## Data extract
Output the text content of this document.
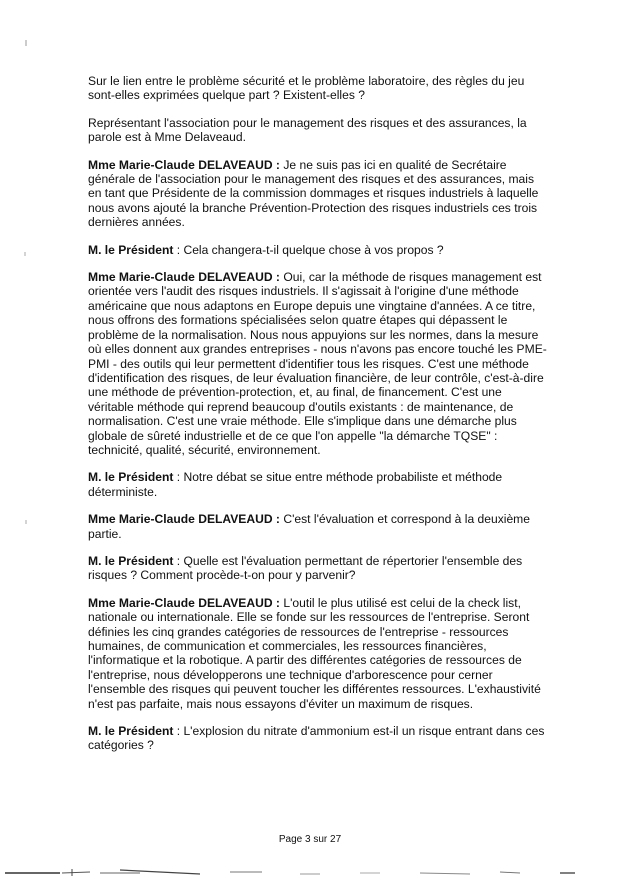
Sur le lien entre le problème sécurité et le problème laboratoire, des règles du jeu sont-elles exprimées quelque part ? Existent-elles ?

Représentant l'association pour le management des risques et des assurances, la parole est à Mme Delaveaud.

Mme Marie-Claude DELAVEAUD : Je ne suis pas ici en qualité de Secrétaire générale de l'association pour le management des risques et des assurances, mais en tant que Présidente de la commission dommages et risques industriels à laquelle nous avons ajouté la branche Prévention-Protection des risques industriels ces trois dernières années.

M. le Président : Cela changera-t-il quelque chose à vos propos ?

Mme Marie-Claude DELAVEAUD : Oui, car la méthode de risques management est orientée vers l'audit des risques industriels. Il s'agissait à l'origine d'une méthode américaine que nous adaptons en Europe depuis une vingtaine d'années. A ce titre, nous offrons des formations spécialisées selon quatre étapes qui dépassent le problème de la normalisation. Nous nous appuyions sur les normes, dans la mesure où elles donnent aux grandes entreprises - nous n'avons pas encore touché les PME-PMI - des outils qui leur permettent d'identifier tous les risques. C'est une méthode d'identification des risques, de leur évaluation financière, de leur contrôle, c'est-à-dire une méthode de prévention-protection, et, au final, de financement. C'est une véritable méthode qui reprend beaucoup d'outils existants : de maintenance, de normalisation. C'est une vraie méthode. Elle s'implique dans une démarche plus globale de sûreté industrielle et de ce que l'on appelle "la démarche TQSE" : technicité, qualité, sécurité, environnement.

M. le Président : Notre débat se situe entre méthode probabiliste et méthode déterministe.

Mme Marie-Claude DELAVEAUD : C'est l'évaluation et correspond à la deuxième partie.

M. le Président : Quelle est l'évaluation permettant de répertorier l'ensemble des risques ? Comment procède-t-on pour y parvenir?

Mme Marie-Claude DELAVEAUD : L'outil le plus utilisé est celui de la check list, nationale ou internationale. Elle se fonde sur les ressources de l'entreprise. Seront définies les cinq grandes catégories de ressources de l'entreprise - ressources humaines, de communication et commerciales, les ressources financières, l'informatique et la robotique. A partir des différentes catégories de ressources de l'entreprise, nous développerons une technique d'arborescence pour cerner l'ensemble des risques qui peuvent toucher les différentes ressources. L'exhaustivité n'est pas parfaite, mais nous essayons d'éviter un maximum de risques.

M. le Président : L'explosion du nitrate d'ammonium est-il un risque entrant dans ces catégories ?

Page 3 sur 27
* * *
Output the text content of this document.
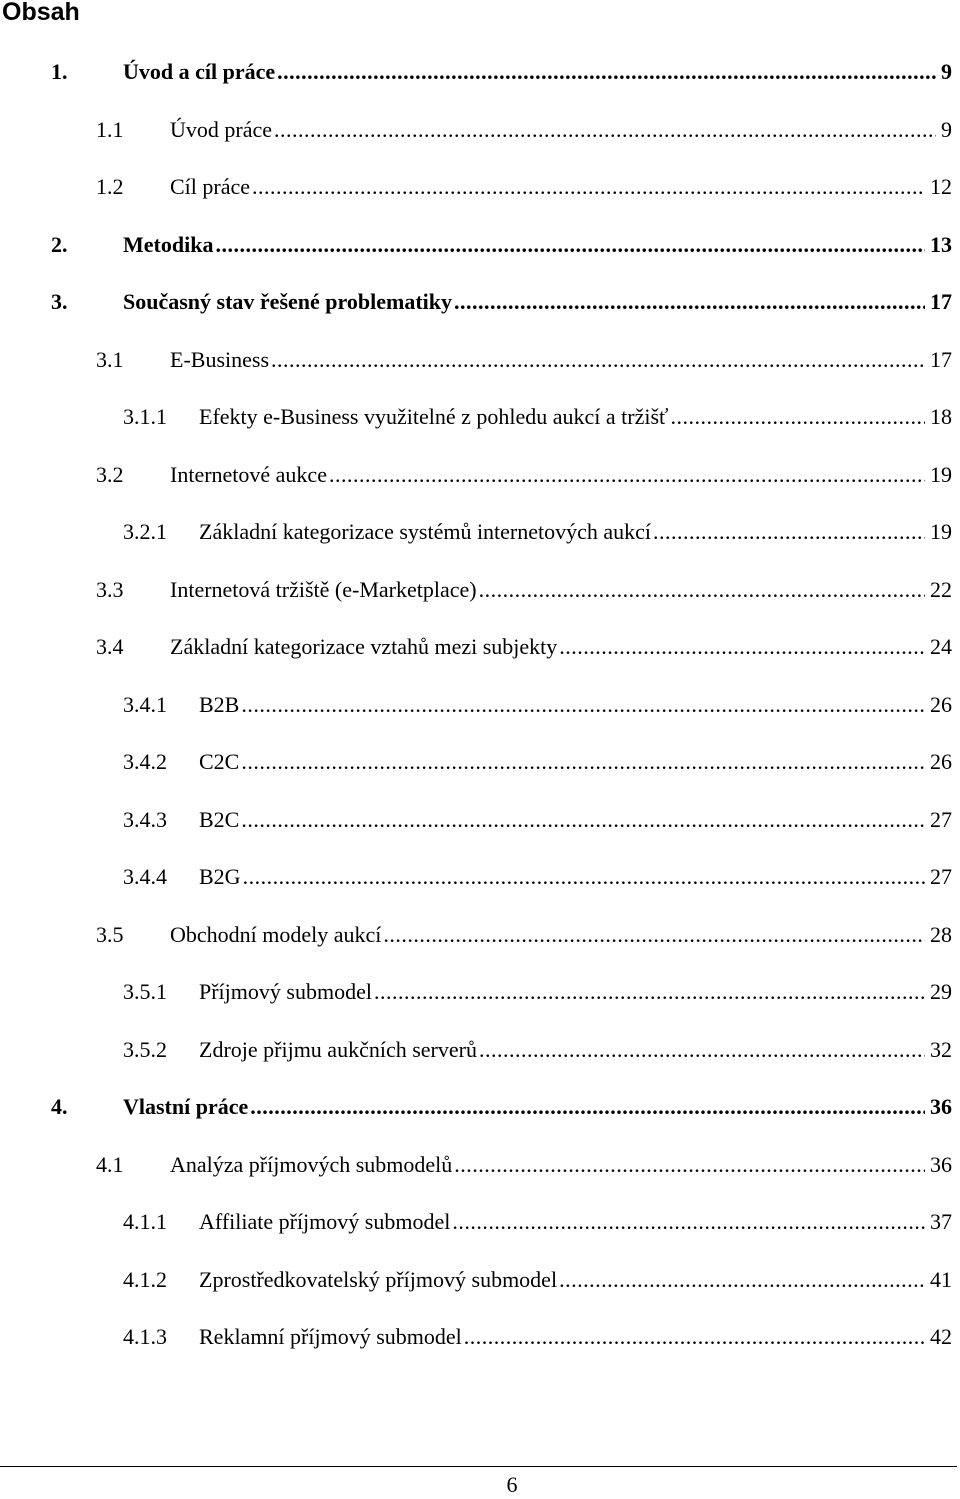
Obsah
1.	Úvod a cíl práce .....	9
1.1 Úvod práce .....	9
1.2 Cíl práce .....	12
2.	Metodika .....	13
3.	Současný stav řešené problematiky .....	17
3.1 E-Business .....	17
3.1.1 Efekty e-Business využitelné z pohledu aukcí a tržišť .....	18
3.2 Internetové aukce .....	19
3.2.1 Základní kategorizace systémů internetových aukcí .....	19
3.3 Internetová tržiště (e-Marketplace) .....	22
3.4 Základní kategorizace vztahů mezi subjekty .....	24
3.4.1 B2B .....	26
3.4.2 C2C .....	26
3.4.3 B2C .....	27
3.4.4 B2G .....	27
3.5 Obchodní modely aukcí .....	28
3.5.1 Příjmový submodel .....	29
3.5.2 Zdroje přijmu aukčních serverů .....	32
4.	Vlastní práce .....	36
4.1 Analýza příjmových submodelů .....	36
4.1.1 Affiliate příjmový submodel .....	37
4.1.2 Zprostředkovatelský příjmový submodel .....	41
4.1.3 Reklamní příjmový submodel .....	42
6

## Goal of the exercise
Scan the material above. Copy each line that holds the word "problème".

## Final result
Sur le lien entre le problème sécurité et le problème laboratoire, des règles du jeu sont-elles exprimées quelque part ? Existent-elles ?
Mme Marie-Claude DELAVEAUD : Oui, car la méthode de risques management est orientée vers l'audit des risques industriels. Il s'agissait à l'origine d'une méthode américaine que nous adaptons en Europe depuis une vingtaine d'années. A ce titre, nous offrons des formations spécialisées selon quatre étapes qui dépassent le problème de la normalisation. Nous nous appuyions sur les normes, dans la mesure où elles donnent aux grandes entreprises - nous n'avons pas encore touché les PME-PMI - des outils qui leur permettent d'identifier tous les risques. C'est une méthode d'identification des risques, de leur évaluation financière, de leur contrôle, c'est-à-dire une méthode de prévention-protection, et, au final, de financement. C'est une véritable méthode qui reprend beaucoup d'outils existants : de maintenance, de normalisation. C'est une vraie méthode. Elle s'implique dans une démarche plus globale de sûreté industrielle et de ce que l'on appelle "la démarche TQSE" : technicité, qualité, sécurité, environnement.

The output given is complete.